● GIVEN PROBLEM
Reproduce the listing exactly and skip over any pictures.

[Start DATA LISTING]

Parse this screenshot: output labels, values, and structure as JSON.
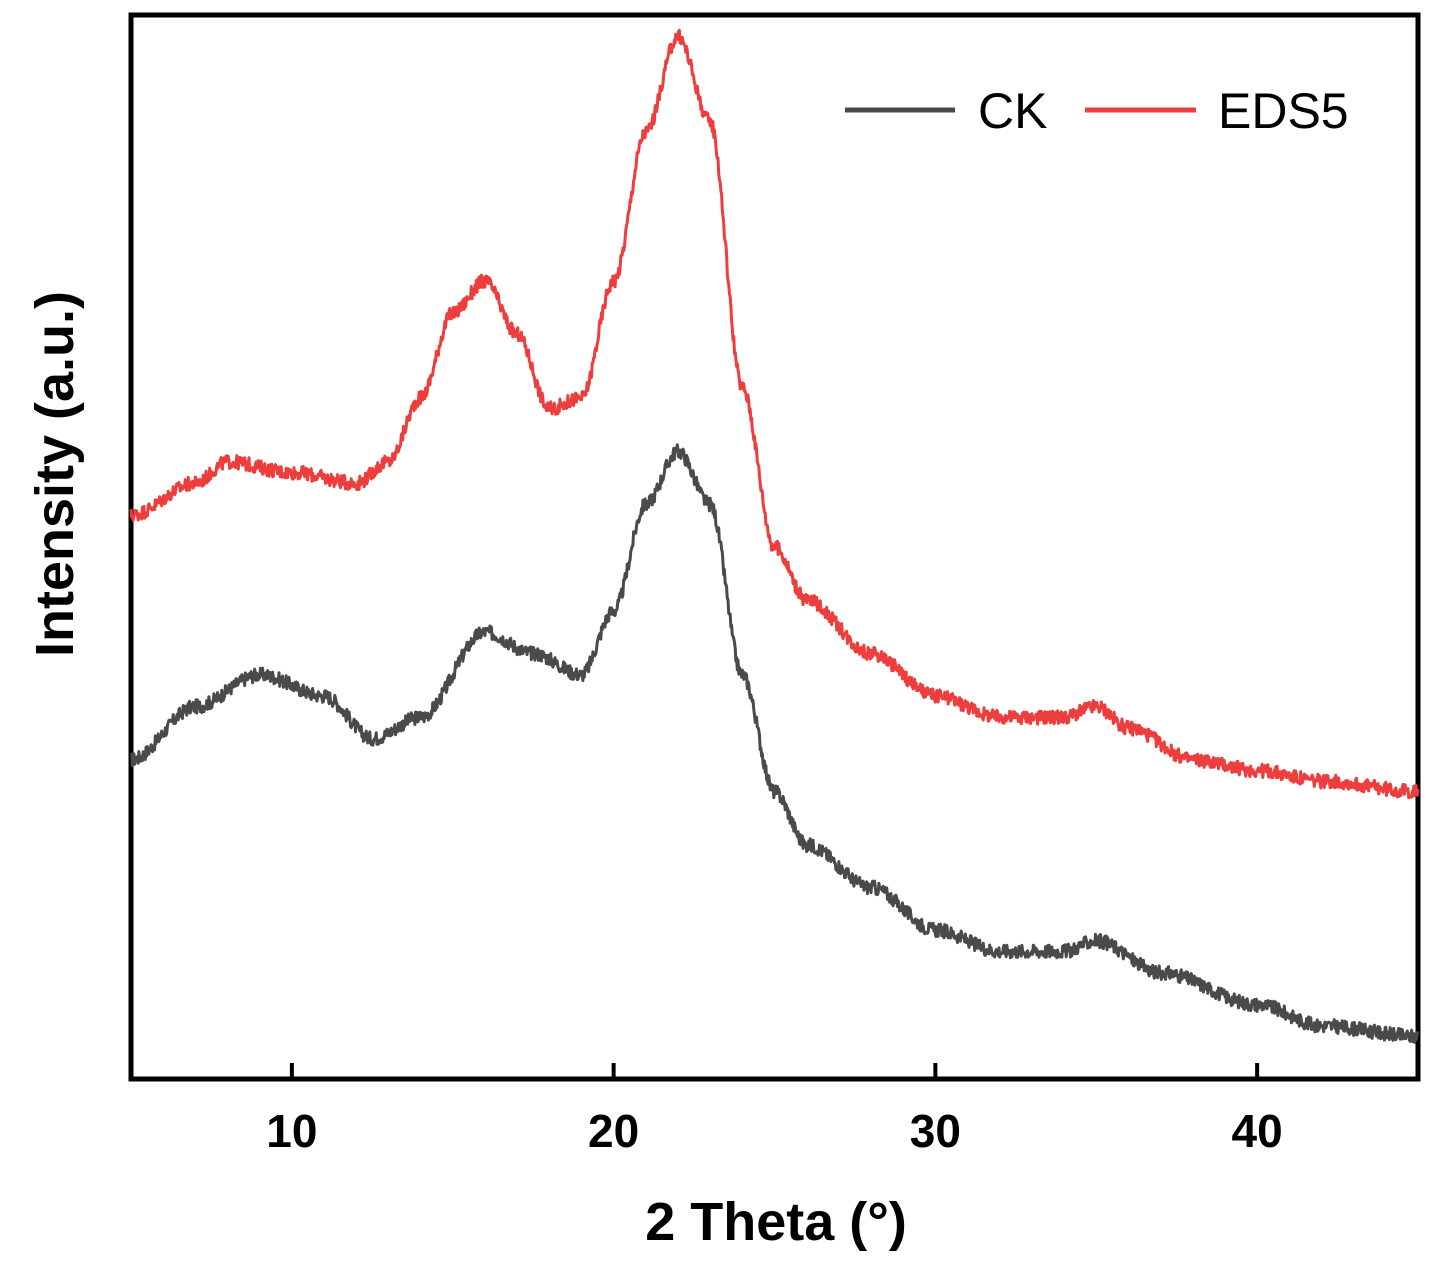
{
  "chart_data": {
    "type": "line",
    "xlabel": "2 Theta (°)",
    "ylabel": "Intensity (a.u.)",
    "xlim": [
      5,
      45
    ],
    "ylim": [
      0,
      100
    ],
    "xticks": [
      10,
      20,
      30,
      40
    ],
    "yticks_shown": false,
    "grid": false,
    "legend_position": "top-right",
    "series": [
      {
        "name": "CK",
        "color": "#4a4a4a",
        "x": [
          5,
          7,
          9,
          11,
          12.5,
          14,
          16,
          17.5,
          19,
          20,
          21,
          22,
          23,
          24,
          25,
          26,
          28,
          30,
          32,
          34,
          35,
          37,
          40,
          42,
          45
        ],
        "y": [
          30,
          35,
          38,
          36,
          32,
          34,
          42,
          40,
          38,
          44,
          54,
          59,
          54,
          38,
          27,
          22,
          18,
          14,
          12,
          12,
          13,
          10,
          7,
          5,
          4
        ]
      },
      {
        "name": "EDS5",
        "color": "#ee3d3d",
        "x": [
          5,
          7,
          8,
          10,
          12,
          13,
          14,
          15,
          16,
          17,
          18,
          19,
          20,
          21,
          22,
          23,
          24,
          25,
          26,
          28,
          30,
          32,
          34,
          35,
          36,
          38,
          40,
          42,
          45
        ],
        "y": [
          53,
          56,
          58,
          57,
          56,
          58,
          64,
          72,
          75,
          70,
          63,
          64,
          75,
          89,
          98,
          90,
          65,
          50,
          45,
          40,
          36,
          34,
          34,
          35,
          33,
          30,
          29,
          28,
          27
        ]
      }
    ]
  }
}
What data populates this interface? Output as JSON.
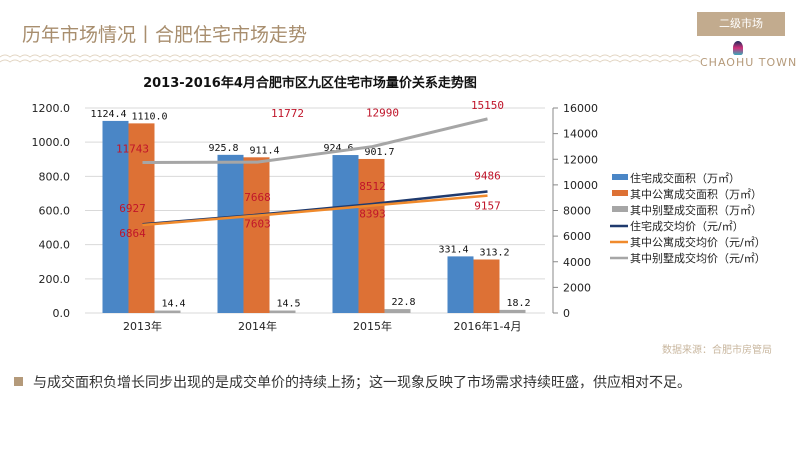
{
  "header": {
    "title": "历年市场情况丨合肥住宅市场走势",
    "badge": "二级市场",
    "logo": "CHAOHU TOWN"
  },
  "colors": {
    "blue": "#4a86c6",
    "orange": "#dd7135",
    "gray": "#a6a6a6",
    "navy": "#1f3a6e",
    "line_orange": "#f08a2c",
    "label_red": "#c0152a",
    "accent": "#b49a7a"
  },
  "chart_data": {
    "type": "bar+line",
    "title": "2013-2016年4月合肥市区九区住宅市场量价关系走势图",
    "categories": [
      "2013年",
      "2014年",
      "2015年",
      "2016年1-4月"
    ],
    "y_left": {
      "range": [
        0,
        1200
      ],
      "ticks": [
        "0.0",
        "200.0",
        "400.0",
        "600.0",
        "800.0",
        "1000.0",
        "1200.0"
      ]
    },
    "y_right": {
      "range": [
        0,
        16000
      ],
      "ticks": [
        "0",
        "2000",
        "4000",
        "6000",
        "8000",
        "10000",
        "12000",
        "14000",
        "16000"
      ]
    },
    "grid": true,
    "legend_position": "right",
    "bar_series": [
      {
        "name": "住宅成交面积（万㎡）",
        "values": [
          1124.4,
          925.8,
          924.6,
          331.4
        ],
        "labels": [
          "1124.4",
          "925.8",
          "924.6",
          "331.4"
        ]
      },
      {
        "name": "其中公寓成交面积（万㎡）",
        "values": [
          1110.0,
          911.4,
          901.7,
          313.2
        ],
        "labels": [
          "1110.0",
          "911.4",
          "901.7",
          "313.2"
        ]
      },
      {
        "name": "其中别墅成交面积（万㎡）",
        "values": [
          14.4,
          14.5,
          22.8,
          18.2
        ],
        "labels": [
          "14.4",
          "14.5",
          "22.8",
          "18.2"
        ]
      }
    ],
    "line_series": [
      {
        "name": "住宅成交均价（元/㎡）",
        "values": [
          6927,
          7668,
          8512,
          9486
        ],
        "labels": [
          "6927",
          "7668",
          "8512",
          "9486"
        ]
      },
      {
        "name": "其中公寓成交均价（元/㎡）",
        "values": [
          6864,
          7603,
          8393,
          9157
        ],
        "labels": [
          "6864",
          "7603",
          "8393",
          "9157"
        ]
      },
      {
        "name": "其中别墅成交均价（元/㎡）",
        "values": [
          11743,
          11772,
          12990,
          15150
        ],
        "labels": [
          "11743",
          "11772",
          "12990",
          "15150"
        ]
      }
    ]
  },
  "source": "数据来源：合肥市房管局",
  "note": "与成交面积负增长同步出现的是成交单价的持续上扬；这一现象反映了市场需求持续旺盛，供应相对不足。"
}
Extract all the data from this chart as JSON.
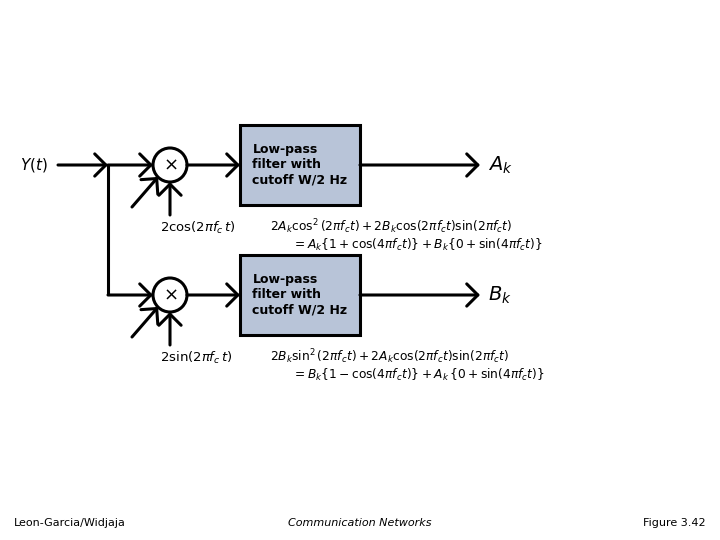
{
  "bg_color": "#ffffff",
  "box_color": "#b8c4d8",
  "box_edge_color": "#000000",
  "line_color": "#000000",
  "text_color": "#000000",
  "footer_left": "Leon-Garcia/Widjaja",
  "footer_center": "Communication Networks",
  "footer_right": "Figure 3.42",
  "lpf_label": "Low-pass\nfilter with\ncutoff W/2 Hz"
}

[End DATA LISTING]

● SOLUTION FOR THIS PROBLEM
Parse this screenshot: output labels, values, and structure as JSON.
{
  "chart_data": {
    "type": "line",
    "xlabel": "2 Theta (°)",
    "ylabel": "Intensity (a.u.)",
    "xlim": [
      5,
      45
    ],
    "ylim": [
      0,
      100
    ],
    "xticks": [
      10,
      20,
      30,
      40
    ],
    "yticks_shown": false,
    "grid": false,
    "legend_position": "top-right",
    "series": [
      {
        "name": "CK",
        "color": "#4a4a4a",
        "x": [
          5,
          7,
          9,
          11,
          12.5,
          14,
          16,
          17.5,
          19,
          20,
          21,
          22,
          23,
          24,
          25,
          26,
          28,
          30,
          32,
          34,
          35,
          37,
          40,
          42,
          45
        ],
        "y": [
          30,
          35,
          38,
          36,
          32,
          34,
          42,
          40,
          38,
          44,
          54,
          59,
          54,
          38,
          27,
          22,
          18,
          14,
          12,
          12,
          13,
          10,
          7,
          5,
          4
        ]
      },
      {
        "name": "EDS5",
        "color": "#ee3d3d",
        "x": [
          5,
          7,
          8,
          10,
          12,
          13,
          14,
          15,
          16,
          17,
          18,
          19,
          20,
          21,
          22,
          23,
          24,
          25,
          26,
          28,
          30,
          32,
          34,
          35,
          36,
          38,
          40,
          42,
          45
        ],
        "y": [
          53,
          56,
          58,
          57,
          56,
          58,
          64,
          72,
          75,
          70,
          63,
          64,
          75,
          89,
          98,
          90,
          65,
          50,
          45,
          40,
          36,
          34,
          34,
          35,
          33,
          30,
          29,
          28,
          27
        ]
      }
    ]
  }
}
What data populates this interface? Output as JSON.
{
  "header": {
    "title": "历年市场情况丨合肥住宅市场走势",
    "badge": "二级市场",
    "logo": "CHAOHU TOWN"
  },
  "colors": {
    "blue": "#4a86c6",
    "orange": "#dd7135",
    "gray": "#a6a6a6",
    "navy": "#1f3a6e",
    "line_orange": "#f08a2c",
    "label_red": "#c0152a",
    "accent": "#b49a7a"
  },
  "chart_data": {
    "type": "bar+line",
    "title": "2013-2016年4月合肥市区九区住宅市场量价关系走势图",
    "categories": [
      "2013年",
      "2014年",
      "2015年",
      "2016年1-4月"
    ],
    "y_left": {
      "range": [
        0,
        1200
      ],
      "ticks": [
        "0.0",
        "200.0",
        "400.0",
        "600.0",
        "800.0",
        "1000.0",
        "1200.0"
      ]
    },
    "y_right": {
      "range": [
        0,
        16000
      ],
      "ticks": [
        "0",
        "2000",
        "4000",
        "6000",
        "8000",
        "10000",
        "12000",
        "14000",
        "16000"
      ]
    },
    "grid": true,
    "legend_position": "right",
    "bar_series": [
      {
        "name": "住宅成交面积（万㎡）",
        "values": [
          1124.4,
          925.8,
          924.6,
          331.4
        ],
        "labels": [
          "1124.4",
          "925.8",
          "924.6",
          "331.4"
        ]
      },
      {
        "name": "其中公寓成交面积（万㎡）",
        "values": [
          1110.0,
          911.4,
          901.7,
          313.2
        ],
        "labels": [
          "1110.0",
          "911.4",
          "901.7",
          "313.2"
        ]
      },
      {
        "name": "其中别墅成交面积（万㎡）",
        "values": [
          14.4,
          14.5,
          22.8,
          18.2
        ],
        "labels": [
          "14.4",
          "14.5",
          "22.8",
          "18.2"
        ]
      }
    ],
    "line_series": [
      {
        "name": "住宅成交均价（元/㎡）",
        "values": [
          6927,
          7668,
          8512,
          9486
        ],
        "labels": [
          "6927",
          "7668",
          "8512",
          "9486"
        ]
      },
      {
        "name": "其中公寓成交均价（元/㎡）",
        "values": [
          6864,
          7603,
          8393,
          9157
        ],
        "labels": [
          "6864",
          "7603",
          "8393",
          "9157"
        ]
      },
      {
        "name": "其中别墅成交均价（元/㎡）",
        "values": [
          11743,
          11772,
          12990,
          15150
        ],
        "labels": [
          "11743",
          "11772",
          "12990",
          "15150"
        ]
      }
    ]
  },
  "source": "数据来源：合肥市房管局",
  "note": "与成交面积负增长同步出现的是成交单价的持续上扬；这一现象反映了市场需求持续旺盛，供应相对不足。"
}
Extract all the data from this chart as JSON.
{
  "bg_color": "#ffffff",
  "box_color": "#b8c4d8",
  "box_edge_color": "#000000",
  "line_color": "#000000",
  "text_color": "#000000",
  "footer_left": "Leon-Garcia/Widjaja",
  "footer_center": "Communication Networks",
  "footer_right": "Figure 3.42",
  "lpf_label": "Low-pass\nfilter with\ncutoff W/2 Hz"
}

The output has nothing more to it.